Rows from a dataset:
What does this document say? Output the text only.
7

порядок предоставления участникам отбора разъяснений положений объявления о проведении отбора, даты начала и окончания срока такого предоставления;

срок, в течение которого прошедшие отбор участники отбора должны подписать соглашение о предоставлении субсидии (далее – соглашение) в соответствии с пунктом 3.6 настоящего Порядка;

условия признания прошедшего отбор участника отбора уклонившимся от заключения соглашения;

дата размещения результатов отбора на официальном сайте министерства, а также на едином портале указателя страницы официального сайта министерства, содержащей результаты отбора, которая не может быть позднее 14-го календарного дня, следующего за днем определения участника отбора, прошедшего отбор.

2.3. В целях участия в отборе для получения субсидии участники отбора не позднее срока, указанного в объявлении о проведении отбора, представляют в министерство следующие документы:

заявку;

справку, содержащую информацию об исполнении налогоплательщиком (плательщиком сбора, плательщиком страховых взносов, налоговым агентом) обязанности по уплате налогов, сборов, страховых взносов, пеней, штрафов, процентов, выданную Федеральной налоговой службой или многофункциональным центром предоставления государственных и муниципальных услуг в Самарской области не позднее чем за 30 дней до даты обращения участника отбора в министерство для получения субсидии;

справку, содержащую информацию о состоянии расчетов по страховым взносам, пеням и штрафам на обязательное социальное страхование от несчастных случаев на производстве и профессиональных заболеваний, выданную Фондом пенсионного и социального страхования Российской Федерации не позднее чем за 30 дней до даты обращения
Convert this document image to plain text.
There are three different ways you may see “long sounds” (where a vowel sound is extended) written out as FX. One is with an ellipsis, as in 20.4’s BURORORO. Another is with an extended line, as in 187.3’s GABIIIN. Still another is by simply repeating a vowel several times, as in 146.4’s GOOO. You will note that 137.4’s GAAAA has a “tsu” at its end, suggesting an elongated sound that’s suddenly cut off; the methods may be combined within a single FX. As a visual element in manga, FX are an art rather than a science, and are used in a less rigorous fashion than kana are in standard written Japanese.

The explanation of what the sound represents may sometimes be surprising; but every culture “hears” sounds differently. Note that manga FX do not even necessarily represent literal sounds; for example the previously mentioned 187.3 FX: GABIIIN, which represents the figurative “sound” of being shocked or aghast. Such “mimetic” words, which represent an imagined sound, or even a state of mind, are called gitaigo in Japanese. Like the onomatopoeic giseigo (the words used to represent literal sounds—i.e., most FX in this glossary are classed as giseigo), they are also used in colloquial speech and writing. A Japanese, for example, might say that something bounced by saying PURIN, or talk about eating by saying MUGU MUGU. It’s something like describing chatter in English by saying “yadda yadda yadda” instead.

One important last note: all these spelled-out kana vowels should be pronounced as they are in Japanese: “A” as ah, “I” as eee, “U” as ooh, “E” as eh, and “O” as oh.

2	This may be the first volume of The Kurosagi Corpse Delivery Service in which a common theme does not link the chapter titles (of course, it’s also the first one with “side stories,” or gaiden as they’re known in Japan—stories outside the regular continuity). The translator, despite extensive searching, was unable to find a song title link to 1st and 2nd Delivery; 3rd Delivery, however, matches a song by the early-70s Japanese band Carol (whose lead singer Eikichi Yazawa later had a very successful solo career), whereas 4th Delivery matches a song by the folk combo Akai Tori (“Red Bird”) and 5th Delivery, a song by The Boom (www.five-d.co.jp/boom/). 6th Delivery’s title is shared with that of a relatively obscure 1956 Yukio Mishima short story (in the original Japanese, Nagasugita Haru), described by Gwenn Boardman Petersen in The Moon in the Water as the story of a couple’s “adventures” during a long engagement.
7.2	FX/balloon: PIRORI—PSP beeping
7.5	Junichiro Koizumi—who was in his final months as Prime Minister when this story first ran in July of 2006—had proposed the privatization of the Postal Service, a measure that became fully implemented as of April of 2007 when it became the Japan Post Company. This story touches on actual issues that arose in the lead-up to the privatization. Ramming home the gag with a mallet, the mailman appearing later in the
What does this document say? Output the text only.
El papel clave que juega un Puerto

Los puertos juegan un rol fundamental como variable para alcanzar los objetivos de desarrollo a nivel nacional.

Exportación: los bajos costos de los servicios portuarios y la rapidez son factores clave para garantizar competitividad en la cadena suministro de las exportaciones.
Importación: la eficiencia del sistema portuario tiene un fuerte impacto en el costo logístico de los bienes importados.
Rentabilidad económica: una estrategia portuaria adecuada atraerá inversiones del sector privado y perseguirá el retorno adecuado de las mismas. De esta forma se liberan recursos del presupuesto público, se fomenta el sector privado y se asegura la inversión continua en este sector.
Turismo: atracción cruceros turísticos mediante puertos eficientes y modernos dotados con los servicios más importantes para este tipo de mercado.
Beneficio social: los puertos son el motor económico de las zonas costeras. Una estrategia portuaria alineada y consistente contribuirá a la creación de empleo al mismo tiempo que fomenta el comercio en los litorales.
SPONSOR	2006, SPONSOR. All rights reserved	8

-- Given request --
Give back all the records exactly as they stand.

-- Correct result --
What does this document say? Output the text only.
7

порядок предоставления участникам отбора разъяснений положений объявления о проведении отбора, даты начала и окончания срока такого предоставления;

срок, в течение которого прошедшие отбор участники отбора должны подписать соглашение о предоставлении субсидии (далее – соглашение) в соответствии с пунктом 3.6 настоящего Порядка;

условия признания прошедшего отбор участника отбора уклонившимся от заключения соглашения;

дата размещения результатов отбора на официальном сайте министерства, а также на едином портале указателя страницы официального сайта министерства, содержащей результаты отбора, которая не может быть позднее 14-го календарного дня, следующего за днем определения участника отбора, прошедшего отбор.

2.3. В целях участия в отборе для получения субсидии участники отбора не позднее срока, указанного в объявлении о проведении отбора, представляют в министерство следующие документы:

заявку;

справку, содержащую информацию об исполнении налогоплательщиком (плательщиком сбора, плательщиком страховых взносов, налоговым агентом) обязанности по уплате налогов, сборов, страховых взносов, пеней, штрафов, процентов, выданную Федеральной налоговой службой или многофункциональным центром предоставления государственных и муниципальных услуг в Самарской области не позднее чем за 30 дней до даты обращения участника отбора в министерство для получения субсидии;

справку, содержащую информацию о состоянии расчетов по страховым взносам, пеням и штрафам на обязательное социальное страхование от несчастных случаев на производстве и профессиональных заболеваний, выданную Фондом пенсионного и социального страхования Российской Федерации не позднее чем за 30 дней до даты обращения
Convert this document image to plain text.
There are three different ways you may see “long sounds” (where a vowel sound is extended) written out as FX. One is with an ellipsis, as in 20.4’s BURORORO. Another is with an extended line, as in 187.3’s GABIIIN. Still another is by simply repeating a vowel several times, as in 146.4’s GOOO. You will note that 137.4’s GAAAA has a “tsu” at its end, suggesting an elongated sound that’s suddenly cut off; the methods may be combined within a single FX. As a visual element in manga, FX are an art rather than a science, and are used in a less rigorous fashion than kana are in standard written Japanese.

The explanation of what the sound represents may sometimes be surprising; but every culture “hears” sounds differently. Note that manga FX do not even necessarily represent literal sounds; for example the previously mentioned 187.3 FX: GABIIIN, which represents the figurative “sound” of being shocked or aghast. Such “mimetic” words, which represent an imagined sound, or even a state of mind, are called gitaigo in Japanese. Like the onomatopoeic giseigo (the words used to represent literal sounds—i.e., most FX in this glossary are classed as giseigo), they are also used in colloquial speech and writing. A Japanese, for example, might say that something bounced by saying PURIN, or talk about eating by saying MUGU MUGU. It’s something like describing chatter in English by saying “yadda yadda yadda” instead.

One important last note: all these spelled-out kana vowels should be pronounced as they are in Japanese: “A” as ah, “I” as eee, “U” as ooh, “E” as eh, and “O” as oh.

2	This may be the first volume of The Kurosagi Corpse Delivery Service in which a common theme does not link the chapter titles (of course, it’s also the first one with “side stories,” or gaiden as they’re known in Japan—stories outside the regular continuity). The translator, despite extensive searching, was unable to find a song title link to 1st and 2nd Delivery; 3rd Delivery, however, matches a song by the early-70s Japanese band Carol (whose lead singer Eikichi Yazawa later had a very successful solo career), whereas 4th Delivery matches a song by the folk combo Akai Tori (“Red Bird”) and 5th Delivery, a song by The Boom (www.five-d.co.jp/boom/). 6th Delivery’s title is shared with that of a relatively obscure 1956 Yukio Mishima short story (in the original Japanese, Nagasugita Haru), described by Gwenn Boardman Petersen in The Moon in the Water as the story of a couple’s “adventures” during a long engagement.
7.2	FX/balloon: PIRORI—PSP beeping
7.5	Junichiro Koizumi—who was in his final months as Prime Minister when this story first ran in July of 2006—had proposed the privatization of the Postal Service, a measure that became fully implemented as of April of 2007 when it became the Japan Post Company. This story touches on actual issues that arose in the lead-up to the privatization. Ramming home the gag with a mallet, the mailman appearing later in the
What does this document say? Output the text only.
El papel clave que juega un Puerto

Los puertos juegan un rol fundamental como variable para alcanzar los objetivos de desarrollo a nivel nacional.

Exportación: los bajos costos de los servicios portuarios y la rapidez son factores clave para garantizar competitividad en la cadena suministro de las exportaciones.
Importación: la eficiencia del sistema portuario tiene un fuerte impacto en el costo logístico de los bienes importados.
Rentabilidad económica: una estrategia portuaria adecuada atraerá inversiones del sector privado y perseguirá el retorno adecuado de las mismas. De esta forma se liberan recursos del presupuesto público, se fomenta el sector privado y se asegura la inversión continua en este sector.
Turismo: atracción cruceros turísticos mediante puertos eficientes y modernos dotados con los servicios más importantes para este tipo de mercado.
Beneficio social: los puertos son el motor económico de las zonas costeras. Una estrategia portuaria alineada y consistente contribuirá a la creación de empleo al mismo tiempo que fomenta el comercio en los litorales.
SPONSOR	2006, SPONSOR. All rights reserved	8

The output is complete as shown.